Work to be completed: Print the item lines below verbatim, from the line containing "bar: [769, 332, 796, 336]" down to the line containing "x-tick-label: DU: [234, 348, 253, 363]", with both of those lines included.

--- Start Extracted data ---

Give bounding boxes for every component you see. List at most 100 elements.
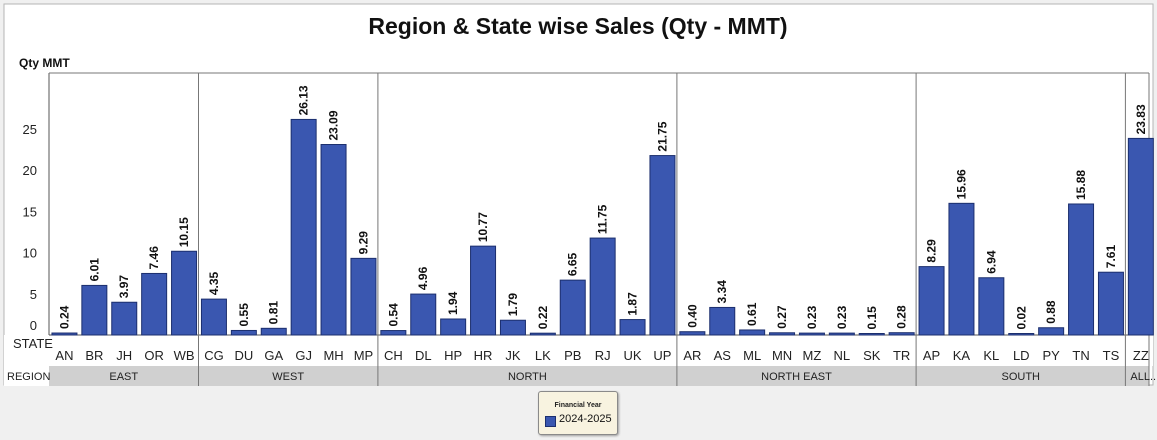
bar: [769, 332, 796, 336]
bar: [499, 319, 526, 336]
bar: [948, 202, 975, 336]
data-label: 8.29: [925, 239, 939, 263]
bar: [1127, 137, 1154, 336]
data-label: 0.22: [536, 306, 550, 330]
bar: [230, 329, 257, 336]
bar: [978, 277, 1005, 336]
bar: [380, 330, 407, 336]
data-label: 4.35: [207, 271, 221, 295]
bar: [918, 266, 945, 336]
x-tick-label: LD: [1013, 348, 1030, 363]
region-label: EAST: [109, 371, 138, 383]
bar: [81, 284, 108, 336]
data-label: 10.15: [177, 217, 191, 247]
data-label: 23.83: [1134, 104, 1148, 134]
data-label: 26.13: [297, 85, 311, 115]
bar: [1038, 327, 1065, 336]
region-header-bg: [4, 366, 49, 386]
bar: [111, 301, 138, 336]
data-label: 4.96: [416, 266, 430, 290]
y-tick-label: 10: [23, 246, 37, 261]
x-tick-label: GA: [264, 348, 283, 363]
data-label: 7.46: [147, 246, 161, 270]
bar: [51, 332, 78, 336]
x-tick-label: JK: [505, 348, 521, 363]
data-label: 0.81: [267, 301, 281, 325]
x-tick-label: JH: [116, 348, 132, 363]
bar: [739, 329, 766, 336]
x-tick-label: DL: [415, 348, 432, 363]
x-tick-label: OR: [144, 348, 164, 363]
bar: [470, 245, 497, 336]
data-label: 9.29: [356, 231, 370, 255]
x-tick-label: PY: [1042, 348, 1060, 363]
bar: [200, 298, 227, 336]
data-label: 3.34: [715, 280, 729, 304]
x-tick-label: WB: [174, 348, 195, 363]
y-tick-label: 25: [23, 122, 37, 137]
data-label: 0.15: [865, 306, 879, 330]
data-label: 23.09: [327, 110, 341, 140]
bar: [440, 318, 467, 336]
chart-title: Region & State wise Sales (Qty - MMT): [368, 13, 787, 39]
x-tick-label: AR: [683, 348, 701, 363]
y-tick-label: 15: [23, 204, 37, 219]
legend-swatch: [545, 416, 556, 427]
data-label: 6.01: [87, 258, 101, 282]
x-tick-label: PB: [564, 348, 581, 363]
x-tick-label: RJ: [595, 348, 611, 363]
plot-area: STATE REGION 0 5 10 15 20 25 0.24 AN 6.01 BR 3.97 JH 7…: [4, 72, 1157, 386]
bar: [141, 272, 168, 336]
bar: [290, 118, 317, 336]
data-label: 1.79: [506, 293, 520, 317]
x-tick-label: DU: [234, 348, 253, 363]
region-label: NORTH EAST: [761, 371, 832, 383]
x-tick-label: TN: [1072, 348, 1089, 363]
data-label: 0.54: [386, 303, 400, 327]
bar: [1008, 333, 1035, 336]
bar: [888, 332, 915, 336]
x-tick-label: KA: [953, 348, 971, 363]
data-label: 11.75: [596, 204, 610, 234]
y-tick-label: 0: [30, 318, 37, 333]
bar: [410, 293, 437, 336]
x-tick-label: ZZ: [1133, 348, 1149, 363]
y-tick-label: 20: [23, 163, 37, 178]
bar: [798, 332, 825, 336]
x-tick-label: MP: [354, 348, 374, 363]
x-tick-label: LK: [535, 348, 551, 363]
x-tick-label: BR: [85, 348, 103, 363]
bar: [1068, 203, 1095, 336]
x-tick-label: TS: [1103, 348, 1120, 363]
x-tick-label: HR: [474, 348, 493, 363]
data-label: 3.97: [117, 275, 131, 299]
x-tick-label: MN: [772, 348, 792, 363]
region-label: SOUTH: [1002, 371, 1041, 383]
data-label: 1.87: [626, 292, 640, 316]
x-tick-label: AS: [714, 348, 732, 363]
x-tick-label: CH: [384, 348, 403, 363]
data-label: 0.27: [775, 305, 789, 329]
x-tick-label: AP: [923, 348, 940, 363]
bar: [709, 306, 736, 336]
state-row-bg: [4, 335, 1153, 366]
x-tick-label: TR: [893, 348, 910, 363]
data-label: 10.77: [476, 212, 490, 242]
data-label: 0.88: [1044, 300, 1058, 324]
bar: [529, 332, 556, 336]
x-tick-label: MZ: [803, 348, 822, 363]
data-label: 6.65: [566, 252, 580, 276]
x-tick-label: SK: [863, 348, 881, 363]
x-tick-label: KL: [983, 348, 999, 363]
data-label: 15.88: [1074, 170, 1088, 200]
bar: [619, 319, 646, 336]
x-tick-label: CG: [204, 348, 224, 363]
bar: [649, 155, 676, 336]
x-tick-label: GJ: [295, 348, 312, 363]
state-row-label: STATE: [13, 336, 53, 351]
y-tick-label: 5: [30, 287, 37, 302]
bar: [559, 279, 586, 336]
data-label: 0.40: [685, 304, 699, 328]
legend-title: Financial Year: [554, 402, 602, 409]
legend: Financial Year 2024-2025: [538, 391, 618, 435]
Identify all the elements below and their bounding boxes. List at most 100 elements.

--- End Extracted data ---
--- Start Extracted data ---

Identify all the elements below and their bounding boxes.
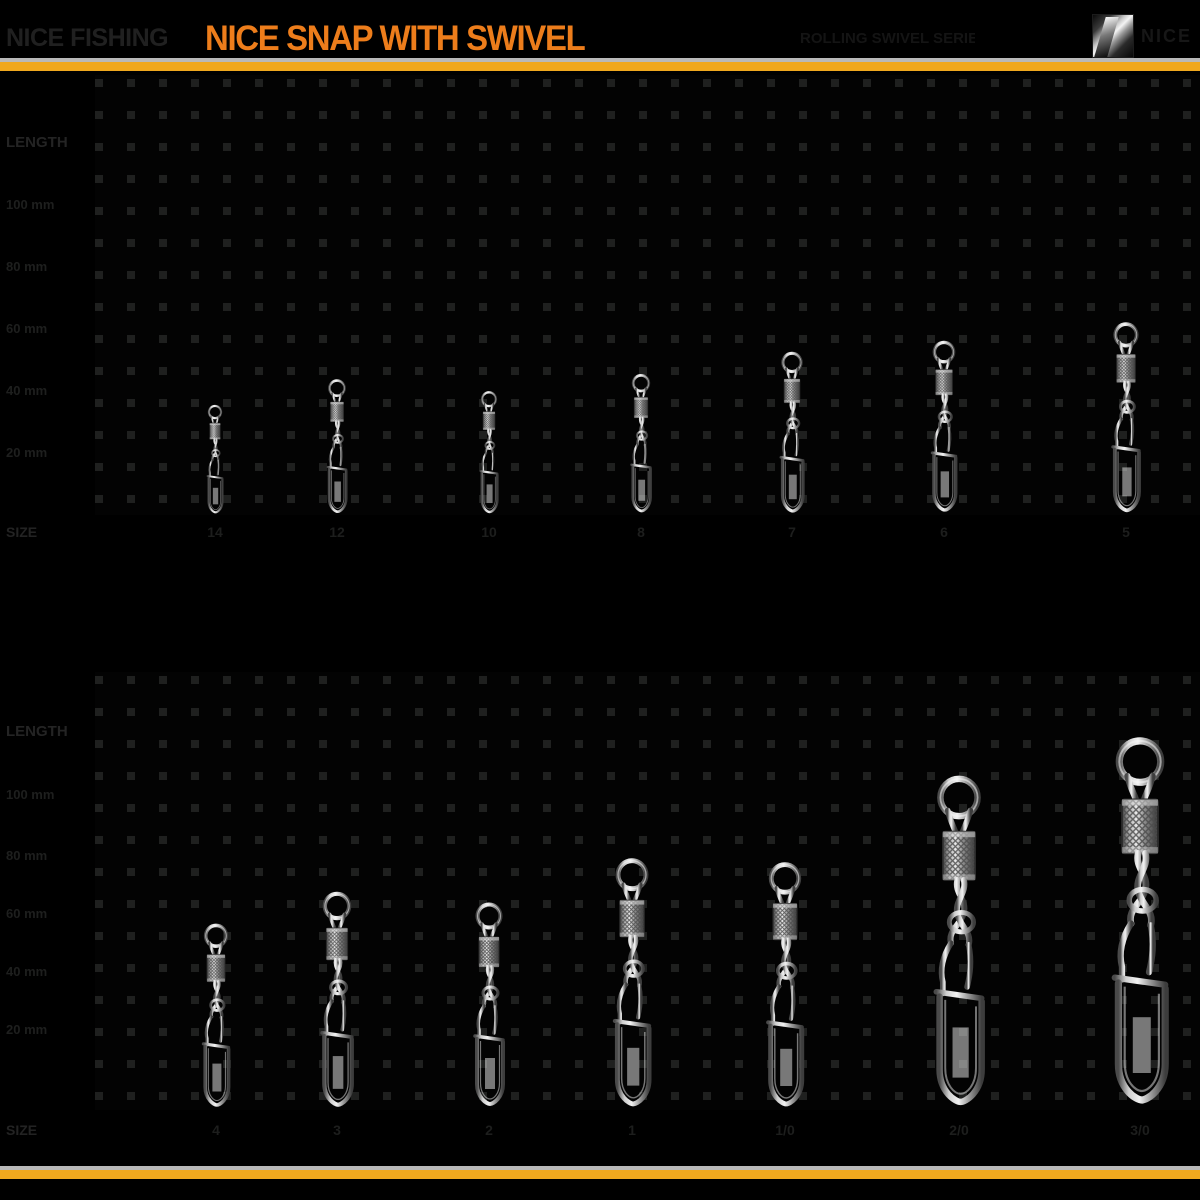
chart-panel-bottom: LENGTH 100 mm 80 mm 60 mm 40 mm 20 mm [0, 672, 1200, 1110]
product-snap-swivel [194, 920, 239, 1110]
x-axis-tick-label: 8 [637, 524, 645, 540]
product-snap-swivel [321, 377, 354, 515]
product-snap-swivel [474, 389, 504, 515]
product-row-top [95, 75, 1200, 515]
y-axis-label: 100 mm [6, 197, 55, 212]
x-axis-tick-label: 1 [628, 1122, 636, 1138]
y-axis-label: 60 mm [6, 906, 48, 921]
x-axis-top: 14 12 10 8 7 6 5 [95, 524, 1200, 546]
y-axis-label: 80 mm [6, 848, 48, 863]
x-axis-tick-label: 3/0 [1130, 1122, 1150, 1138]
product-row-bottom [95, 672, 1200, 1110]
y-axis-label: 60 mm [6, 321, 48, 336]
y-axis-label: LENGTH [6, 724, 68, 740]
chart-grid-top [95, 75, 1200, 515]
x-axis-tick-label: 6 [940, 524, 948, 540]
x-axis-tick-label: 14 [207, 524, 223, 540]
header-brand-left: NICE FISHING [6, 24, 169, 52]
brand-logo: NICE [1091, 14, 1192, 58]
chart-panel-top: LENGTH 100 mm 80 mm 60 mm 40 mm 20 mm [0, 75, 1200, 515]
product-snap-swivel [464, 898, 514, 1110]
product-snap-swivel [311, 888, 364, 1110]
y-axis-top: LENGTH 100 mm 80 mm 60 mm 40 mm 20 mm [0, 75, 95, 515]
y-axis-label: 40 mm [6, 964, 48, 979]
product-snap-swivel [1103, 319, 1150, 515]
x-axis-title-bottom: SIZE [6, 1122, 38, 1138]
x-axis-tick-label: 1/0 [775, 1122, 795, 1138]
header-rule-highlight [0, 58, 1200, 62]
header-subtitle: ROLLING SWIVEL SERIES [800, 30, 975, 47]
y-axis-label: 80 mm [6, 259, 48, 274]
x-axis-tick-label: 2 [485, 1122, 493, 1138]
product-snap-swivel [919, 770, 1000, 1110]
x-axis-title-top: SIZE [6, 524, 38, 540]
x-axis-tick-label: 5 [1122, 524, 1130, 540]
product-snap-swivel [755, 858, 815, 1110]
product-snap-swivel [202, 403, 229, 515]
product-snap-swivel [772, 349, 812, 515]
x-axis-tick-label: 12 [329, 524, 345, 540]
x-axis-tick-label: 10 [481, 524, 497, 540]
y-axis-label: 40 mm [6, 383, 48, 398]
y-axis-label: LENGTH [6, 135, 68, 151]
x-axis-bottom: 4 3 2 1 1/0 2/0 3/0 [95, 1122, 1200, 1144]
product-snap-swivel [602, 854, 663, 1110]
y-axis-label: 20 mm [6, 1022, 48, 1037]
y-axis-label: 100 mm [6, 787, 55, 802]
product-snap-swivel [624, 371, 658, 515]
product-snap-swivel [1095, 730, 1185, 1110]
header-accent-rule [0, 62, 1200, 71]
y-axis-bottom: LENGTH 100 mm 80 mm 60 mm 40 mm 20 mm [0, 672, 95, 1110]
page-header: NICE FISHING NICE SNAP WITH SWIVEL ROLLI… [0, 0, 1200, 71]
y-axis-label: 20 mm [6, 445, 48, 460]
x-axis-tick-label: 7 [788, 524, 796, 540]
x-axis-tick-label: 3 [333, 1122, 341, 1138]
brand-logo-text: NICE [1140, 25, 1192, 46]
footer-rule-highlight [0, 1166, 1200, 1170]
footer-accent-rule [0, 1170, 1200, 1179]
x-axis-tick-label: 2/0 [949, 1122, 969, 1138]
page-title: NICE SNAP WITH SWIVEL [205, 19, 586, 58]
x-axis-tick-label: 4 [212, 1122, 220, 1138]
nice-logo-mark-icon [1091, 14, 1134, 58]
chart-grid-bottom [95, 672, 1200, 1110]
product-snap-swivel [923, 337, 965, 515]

--- End Extracted data ---

Task result:
bar: [769, 332, 796, 336]
bar: [499, 319, 526, 336]
bar: [948, 202, 975, 336]
data-label: 8.29: [925, 239, 939, 263]
bar: [1127, 137, 1154, 336]
data-label: 0.22: [536, 306, 550, 330]
bar: [230, 329, 257, 336]
bar: [978, 277, 1005, 336]
bar: [380, 330, 407, 336]
data-label: 4.35: [207, 271, 221, 295]
bar: [918, 266, 945, 336]
x-tick-label: LD: [1013, 348, 1030, 363]
region-label: EAST: [109, 371, 138, 383]
bar: [81, 284, 108, 336]
data-label: 10.15: [177, 217, 191, 247]
data-label: 23.83: [1134, 104, 1148, 134]
data-label: 26.13: [297, 85, 311, 115]
bar: [1038, 327, 1065, 336]
region-header-bg: [4, 366, 49, 386]
bar: [111, 301, 138, 336]
data-label: 4.96: [416, 266, 430, 290]
y-tick-label: 10: [23, 246, 37, 261]
x-tick-label: GA: [264, 348, 283, 363]
data-label: 7.46: [147, 246, 161, 270]
bar: [51, 332, 78, 336]
x-tick-label: JK: [505, 348, 521, 363]
data-label: 0.81: [267, 301, 281, 325]
x-tick-label: JH: [116, 348, 132, 363]
bar: [739, 329, 766, 336]
x-tick-label: DL: [415, 348, 432, 363]
x-tick-label: OR: [144, 348, 164, 363]
bar: [470, 245, 497, 336]
data-label: 9.29: [356, 231, 370, 255]
x-tick-label: PY: [1042, 348, 1060, 363]
bar: [200, 298, 227, 336]
data-label: 3.34: [715, 280, 729, 304]
x-tick-label: WB: [174, 348, 195, 363]
y-tick-label: 25: [23, 122, 37, 137]
data-label: 0.15: [865, 306, 879, 330]
data-label: 23.09: [327, 110, 341, 140]
bar: [440, 318, 467, 336]
chart-title: Region & State wise Sales (Qty - MMT): [368, 13, 787, 39]
x-tick-label: AR: [683, 348, 701, 363]
y-tick-label: 15: [23, 204, 37, 219]
legend-swatch: [545, 416, 556, 427]
data-label: 6.01: [87, 258, 101, 282]
x-tick-label: PB: [564, 348, 581, 363]
x-tick-label: RJ: [595, 348, 611, 363]
plot-area: STATE REGION 0 5 10 15 20 25 0.24 AN 6.01 BR 3.97 JH 7…: [4, 72, 1157, 386]
bar: [141, 272, 168, 336]
bar: [290, 118, 317, 336]
data-label: 1.79: [506, 293, 520, 317]
x-tick-label: DU: [234, 348, 253, 363]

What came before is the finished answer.